Entries from a visual dataset:
______________________________

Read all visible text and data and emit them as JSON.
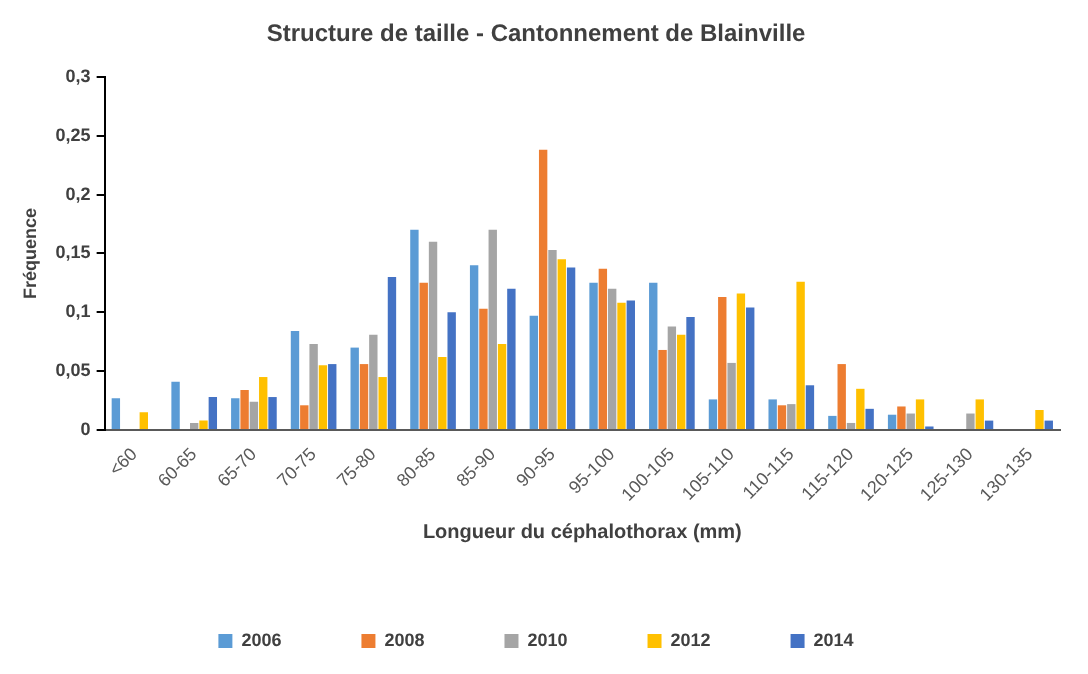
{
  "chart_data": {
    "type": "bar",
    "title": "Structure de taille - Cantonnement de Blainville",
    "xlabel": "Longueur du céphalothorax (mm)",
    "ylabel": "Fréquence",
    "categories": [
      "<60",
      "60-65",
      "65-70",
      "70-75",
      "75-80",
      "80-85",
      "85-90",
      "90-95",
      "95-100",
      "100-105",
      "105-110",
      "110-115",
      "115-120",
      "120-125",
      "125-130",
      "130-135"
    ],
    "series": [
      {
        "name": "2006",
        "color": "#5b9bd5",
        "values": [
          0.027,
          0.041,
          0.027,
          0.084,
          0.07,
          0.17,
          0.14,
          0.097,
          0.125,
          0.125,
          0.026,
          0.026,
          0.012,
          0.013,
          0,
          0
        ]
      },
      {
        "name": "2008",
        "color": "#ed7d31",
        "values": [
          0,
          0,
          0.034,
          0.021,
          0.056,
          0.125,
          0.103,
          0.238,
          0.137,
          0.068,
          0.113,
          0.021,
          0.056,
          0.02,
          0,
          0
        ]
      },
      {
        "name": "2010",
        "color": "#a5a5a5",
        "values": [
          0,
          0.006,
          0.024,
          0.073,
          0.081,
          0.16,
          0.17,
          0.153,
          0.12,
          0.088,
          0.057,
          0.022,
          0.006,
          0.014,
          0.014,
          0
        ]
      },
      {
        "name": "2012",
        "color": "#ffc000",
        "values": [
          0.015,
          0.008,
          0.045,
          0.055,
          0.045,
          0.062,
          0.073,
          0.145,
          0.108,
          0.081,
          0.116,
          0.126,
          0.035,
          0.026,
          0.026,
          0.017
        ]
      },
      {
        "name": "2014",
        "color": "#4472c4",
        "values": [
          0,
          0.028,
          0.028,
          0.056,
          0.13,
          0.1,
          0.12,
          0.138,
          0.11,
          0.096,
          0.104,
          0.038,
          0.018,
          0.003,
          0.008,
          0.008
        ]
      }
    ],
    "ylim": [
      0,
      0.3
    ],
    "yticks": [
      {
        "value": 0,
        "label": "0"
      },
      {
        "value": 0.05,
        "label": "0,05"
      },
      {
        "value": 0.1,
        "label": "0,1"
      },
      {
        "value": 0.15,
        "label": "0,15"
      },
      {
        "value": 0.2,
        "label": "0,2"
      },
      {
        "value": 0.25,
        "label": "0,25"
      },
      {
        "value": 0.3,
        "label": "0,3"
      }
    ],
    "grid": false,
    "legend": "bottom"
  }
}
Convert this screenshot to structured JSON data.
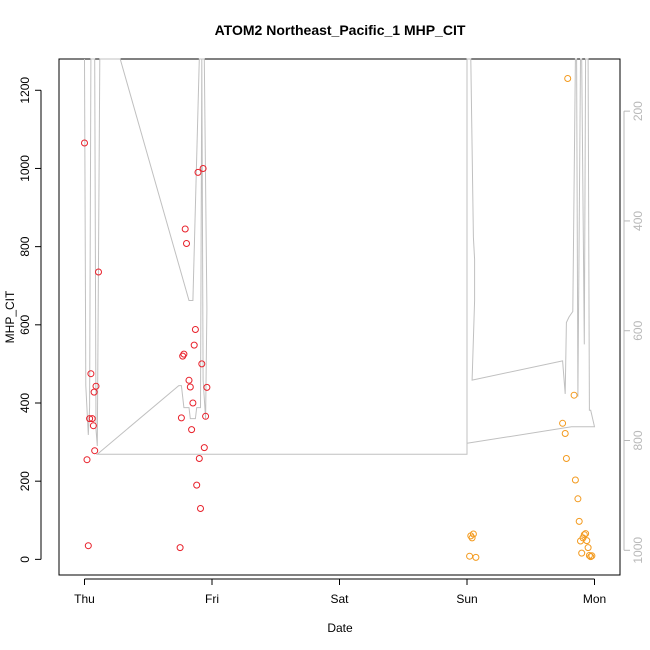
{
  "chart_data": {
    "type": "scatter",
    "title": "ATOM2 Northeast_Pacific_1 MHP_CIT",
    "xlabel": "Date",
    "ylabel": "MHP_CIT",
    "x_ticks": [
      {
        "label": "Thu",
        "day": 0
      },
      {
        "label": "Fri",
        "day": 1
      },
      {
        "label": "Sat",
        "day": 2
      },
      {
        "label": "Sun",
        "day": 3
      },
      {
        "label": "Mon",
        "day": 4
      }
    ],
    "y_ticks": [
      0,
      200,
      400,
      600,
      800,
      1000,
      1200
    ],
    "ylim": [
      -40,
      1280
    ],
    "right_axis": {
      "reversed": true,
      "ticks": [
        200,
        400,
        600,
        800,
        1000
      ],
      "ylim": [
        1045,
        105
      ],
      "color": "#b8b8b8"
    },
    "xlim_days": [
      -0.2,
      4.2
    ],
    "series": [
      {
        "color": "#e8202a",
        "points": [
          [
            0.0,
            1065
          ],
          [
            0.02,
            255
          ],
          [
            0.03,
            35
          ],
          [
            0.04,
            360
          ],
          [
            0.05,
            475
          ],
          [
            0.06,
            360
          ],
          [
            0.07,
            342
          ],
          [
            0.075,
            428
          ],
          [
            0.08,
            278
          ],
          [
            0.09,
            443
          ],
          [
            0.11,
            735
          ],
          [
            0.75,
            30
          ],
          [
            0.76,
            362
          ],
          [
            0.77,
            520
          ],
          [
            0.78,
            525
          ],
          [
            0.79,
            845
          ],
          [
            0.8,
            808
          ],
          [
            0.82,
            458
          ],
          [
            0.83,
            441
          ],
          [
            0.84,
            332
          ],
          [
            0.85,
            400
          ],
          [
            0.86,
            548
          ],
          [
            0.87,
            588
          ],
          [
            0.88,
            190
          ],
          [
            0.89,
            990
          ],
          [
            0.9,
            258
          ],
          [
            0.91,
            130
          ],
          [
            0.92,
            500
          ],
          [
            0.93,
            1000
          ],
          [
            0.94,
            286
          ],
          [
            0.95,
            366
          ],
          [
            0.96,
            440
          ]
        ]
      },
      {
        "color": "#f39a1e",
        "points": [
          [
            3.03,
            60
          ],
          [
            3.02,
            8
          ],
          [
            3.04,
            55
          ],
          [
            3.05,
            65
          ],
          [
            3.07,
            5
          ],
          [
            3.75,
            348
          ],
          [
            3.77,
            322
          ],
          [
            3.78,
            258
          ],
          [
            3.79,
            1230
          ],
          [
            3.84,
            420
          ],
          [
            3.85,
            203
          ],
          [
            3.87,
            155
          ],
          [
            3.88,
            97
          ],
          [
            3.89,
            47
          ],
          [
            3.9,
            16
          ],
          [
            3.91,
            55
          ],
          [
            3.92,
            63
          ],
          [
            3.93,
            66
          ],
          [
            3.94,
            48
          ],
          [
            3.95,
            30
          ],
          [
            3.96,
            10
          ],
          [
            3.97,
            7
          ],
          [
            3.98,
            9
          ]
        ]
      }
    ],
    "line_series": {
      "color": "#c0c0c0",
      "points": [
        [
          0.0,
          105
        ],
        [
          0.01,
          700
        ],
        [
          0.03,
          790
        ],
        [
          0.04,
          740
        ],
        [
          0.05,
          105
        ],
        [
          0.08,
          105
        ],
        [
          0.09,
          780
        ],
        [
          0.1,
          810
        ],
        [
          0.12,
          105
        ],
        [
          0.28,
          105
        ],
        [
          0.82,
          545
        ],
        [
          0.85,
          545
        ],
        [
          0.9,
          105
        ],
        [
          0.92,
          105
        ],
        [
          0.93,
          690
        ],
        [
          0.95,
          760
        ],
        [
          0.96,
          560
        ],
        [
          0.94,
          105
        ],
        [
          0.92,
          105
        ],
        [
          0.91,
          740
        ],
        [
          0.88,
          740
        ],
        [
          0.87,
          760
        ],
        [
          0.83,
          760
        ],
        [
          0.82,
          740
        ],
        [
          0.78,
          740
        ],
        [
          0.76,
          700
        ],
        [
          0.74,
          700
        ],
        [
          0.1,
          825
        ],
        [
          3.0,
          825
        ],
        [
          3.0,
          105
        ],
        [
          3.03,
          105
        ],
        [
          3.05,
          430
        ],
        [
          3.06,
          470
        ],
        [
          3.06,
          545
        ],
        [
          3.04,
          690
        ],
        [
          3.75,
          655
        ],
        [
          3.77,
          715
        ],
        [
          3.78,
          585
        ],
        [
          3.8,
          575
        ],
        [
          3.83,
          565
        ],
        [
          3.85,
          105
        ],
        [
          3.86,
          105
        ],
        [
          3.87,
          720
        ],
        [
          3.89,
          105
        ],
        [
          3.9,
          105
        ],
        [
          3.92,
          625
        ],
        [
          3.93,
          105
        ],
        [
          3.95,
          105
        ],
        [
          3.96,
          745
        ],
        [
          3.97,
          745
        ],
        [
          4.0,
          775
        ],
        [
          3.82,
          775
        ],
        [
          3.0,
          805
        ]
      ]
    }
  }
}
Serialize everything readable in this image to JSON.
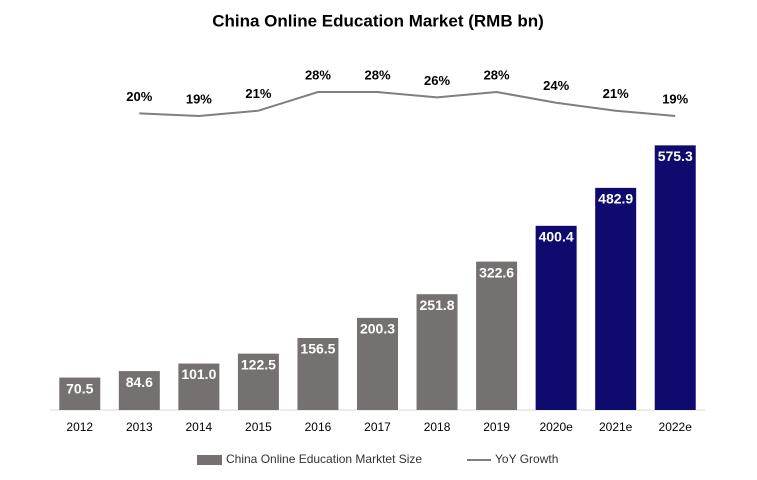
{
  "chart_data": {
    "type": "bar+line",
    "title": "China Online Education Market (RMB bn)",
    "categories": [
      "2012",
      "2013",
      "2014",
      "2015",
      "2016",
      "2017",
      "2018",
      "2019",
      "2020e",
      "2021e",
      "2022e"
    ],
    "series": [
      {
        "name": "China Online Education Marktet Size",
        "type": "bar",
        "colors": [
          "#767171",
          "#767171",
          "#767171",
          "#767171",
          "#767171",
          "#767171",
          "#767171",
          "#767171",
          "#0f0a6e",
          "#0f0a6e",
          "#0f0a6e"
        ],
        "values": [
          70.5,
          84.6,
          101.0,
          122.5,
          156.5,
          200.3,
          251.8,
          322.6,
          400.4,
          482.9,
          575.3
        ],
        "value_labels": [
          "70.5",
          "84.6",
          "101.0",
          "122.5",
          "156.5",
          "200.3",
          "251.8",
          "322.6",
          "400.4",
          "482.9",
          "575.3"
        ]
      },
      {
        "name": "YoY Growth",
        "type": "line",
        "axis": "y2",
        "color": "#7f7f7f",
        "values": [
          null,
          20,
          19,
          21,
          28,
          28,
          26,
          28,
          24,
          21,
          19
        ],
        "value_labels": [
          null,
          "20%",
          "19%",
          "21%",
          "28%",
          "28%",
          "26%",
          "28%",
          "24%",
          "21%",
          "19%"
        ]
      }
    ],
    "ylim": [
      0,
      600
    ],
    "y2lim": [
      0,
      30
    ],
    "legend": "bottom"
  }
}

______________________________

▶ **EXERCISE**: Repeat verbatim the lines from the one holding "Serialize everything readable" through the end of the listing above, both ends included, but not the pictures.

▶ **RESULT BELOW**:
Serialize everything readable in this image to JSON.
{
  "chart_data": {
    "type": "bar+line",
    "title": "China Online Education Market (RMB bn)",
    "categories": [
      "2012",
      "2013",
      "2014",
      "2015",
      "2016",
      "2017",
      "2018",
      "2019",
      "2020e",
      "2021e",
      "2022e"
    ],
    "series": [
      {
        "name": "China Online Education Marktet Size",
        "type": "bar",
        "colors": [
          "#767171",
          "#767171",
          "#767171",
          "#767171",
          "#767171",
          "#767171",
          "#767171",
          "#767171",
          "#0f0a6e",
          "#0f0a6e",
          "#0f0a6e"
        ],
        "values": [
          70.5,
          84.6,
          101.0,
          122.5,
          156.5,
          200.3,
          251.8,
          322.6,
          400.4,
          482.9,
          575.3
        ],
        "value_labels": [
          "70.5",
          "84.6",
          "101.0",
          "122.5",
          "156.5",
          "200.3",
          "251.8",
          "322.6",
          "400.4",
          "482.9",
          "575.3"
        ]
      },
      {
        "name": "YoY Growth",
        "type": "line",
        "axis": "y2",
        "color": "#7f7f7f",
        "values": [
          null,
          20,
          19,
          21,
          28,
          28,
          26,
          28,
          24,
          21,
          19
        ],
        "value_labels": [
          null,
          "20%",
          "19%",
          "21%",
          "28%",
          "28%",
          "26%",
          "28%",
          "24%",
          "21%",
          "19%"
        ]
      }
    ],
    "ylim": [
      0,
      600
    ],
    "y2lim": [
      0,
      30
    ],
    "legend": "bottom"
  }
}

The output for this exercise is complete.